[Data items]
►
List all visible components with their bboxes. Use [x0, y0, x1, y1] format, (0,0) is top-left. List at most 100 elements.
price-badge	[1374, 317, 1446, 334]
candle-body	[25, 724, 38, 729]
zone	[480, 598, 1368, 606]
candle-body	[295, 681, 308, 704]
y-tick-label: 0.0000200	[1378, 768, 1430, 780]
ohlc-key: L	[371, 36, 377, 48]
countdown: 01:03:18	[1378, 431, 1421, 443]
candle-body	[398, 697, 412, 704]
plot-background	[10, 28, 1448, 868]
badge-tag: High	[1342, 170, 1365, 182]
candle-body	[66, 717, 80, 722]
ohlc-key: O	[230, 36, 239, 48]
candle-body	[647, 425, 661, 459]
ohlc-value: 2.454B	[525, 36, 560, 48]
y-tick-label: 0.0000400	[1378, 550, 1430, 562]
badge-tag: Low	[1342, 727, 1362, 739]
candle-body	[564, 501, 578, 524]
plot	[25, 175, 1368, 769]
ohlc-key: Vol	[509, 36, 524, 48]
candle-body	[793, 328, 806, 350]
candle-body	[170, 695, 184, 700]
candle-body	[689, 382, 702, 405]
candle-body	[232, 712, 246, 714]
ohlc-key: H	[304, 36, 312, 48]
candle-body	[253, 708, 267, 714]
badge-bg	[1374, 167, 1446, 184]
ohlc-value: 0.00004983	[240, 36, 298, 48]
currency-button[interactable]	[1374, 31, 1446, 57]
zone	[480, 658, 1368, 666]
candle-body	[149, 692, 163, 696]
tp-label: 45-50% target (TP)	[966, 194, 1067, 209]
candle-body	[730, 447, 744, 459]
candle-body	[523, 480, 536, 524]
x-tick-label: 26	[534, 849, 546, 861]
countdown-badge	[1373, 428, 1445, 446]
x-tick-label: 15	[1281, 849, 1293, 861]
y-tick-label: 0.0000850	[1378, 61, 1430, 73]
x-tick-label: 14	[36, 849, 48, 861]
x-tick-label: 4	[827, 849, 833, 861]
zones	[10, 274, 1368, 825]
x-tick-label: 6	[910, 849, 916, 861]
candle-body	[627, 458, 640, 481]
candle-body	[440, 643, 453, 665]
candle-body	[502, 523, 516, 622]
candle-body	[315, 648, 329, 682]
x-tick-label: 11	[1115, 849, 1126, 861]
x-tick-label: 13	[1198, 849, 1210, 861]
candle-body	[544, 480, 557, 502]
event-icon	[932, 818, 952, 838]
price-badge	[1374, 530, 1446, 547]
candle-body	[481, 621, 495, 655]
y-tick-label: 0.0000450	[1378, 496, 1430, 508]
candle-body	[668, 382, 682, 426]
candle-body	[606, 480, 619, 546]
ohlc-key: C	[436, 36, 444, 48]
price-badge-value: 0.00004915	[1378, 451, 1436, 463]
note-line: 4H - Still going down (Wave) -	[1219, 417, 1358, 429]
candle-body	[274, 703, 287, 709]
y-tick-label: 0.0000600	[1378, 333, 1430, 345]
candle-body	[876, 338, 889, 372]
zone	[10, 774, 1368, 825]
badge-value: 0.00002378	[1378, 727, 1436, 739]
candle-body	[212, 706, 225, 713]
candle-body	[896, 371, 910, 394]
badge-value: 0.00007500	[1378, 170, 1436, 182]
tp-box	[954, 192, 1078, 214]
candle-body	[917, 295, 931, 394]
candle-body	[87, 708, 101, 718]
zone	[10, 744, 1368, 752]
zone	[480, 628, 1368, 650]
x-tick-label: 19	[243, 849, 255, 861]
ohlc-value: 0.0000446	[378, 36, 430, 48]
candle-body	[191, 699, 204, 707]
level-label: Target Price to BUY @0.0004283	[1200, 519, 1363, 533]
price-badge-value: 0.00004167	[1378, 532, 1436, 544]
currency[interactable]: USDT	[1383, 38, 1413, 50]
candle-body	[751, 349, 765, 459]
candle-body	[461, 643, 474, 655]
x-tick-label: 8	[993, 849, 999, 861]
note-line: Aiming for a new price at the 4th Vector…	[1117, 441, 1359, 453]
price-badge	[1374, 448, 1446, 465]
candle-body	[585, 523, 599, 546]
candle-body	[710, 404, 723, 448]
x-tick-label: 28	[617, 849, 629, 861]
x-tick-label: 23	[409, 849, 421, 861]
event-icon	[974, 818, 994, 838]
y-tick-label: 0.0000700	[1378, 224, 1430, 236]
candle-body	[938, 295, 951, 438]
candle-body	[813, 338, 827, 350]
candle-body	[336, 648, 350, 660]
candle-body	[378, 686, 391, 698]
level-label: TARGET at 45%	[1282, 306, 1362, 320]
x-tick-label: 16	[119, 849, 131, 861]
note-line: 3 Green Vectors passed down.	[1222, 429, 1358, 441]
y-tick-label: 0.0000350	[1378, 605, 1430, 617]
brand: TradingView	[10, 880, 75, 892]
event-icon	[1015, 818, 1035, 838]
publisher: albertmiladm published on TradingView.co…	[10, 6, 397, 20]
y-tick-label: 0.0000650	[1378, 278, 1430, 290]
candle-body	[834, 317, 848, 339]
◄
Return the lines of the material from its first line through the line containing "36, 377, 48]", including both, and copy each one without any change.

Completed task:
List all visible components with their bboxes. Use [x0, y0, x1, y1] format, (0,0) is top-left. List at most 100 elements.
price-badge	[1374, 317, 1446, 334]
candle-body	[25, 724, 38, 729]
zone	[480, 598, 1368, 606]
candle-body	[295, 681, 308, 704]
y-tick-label: 0.0000200	[1378, 768, 1430, 780]
ohlc-key: L	[371, 36, 377, 48]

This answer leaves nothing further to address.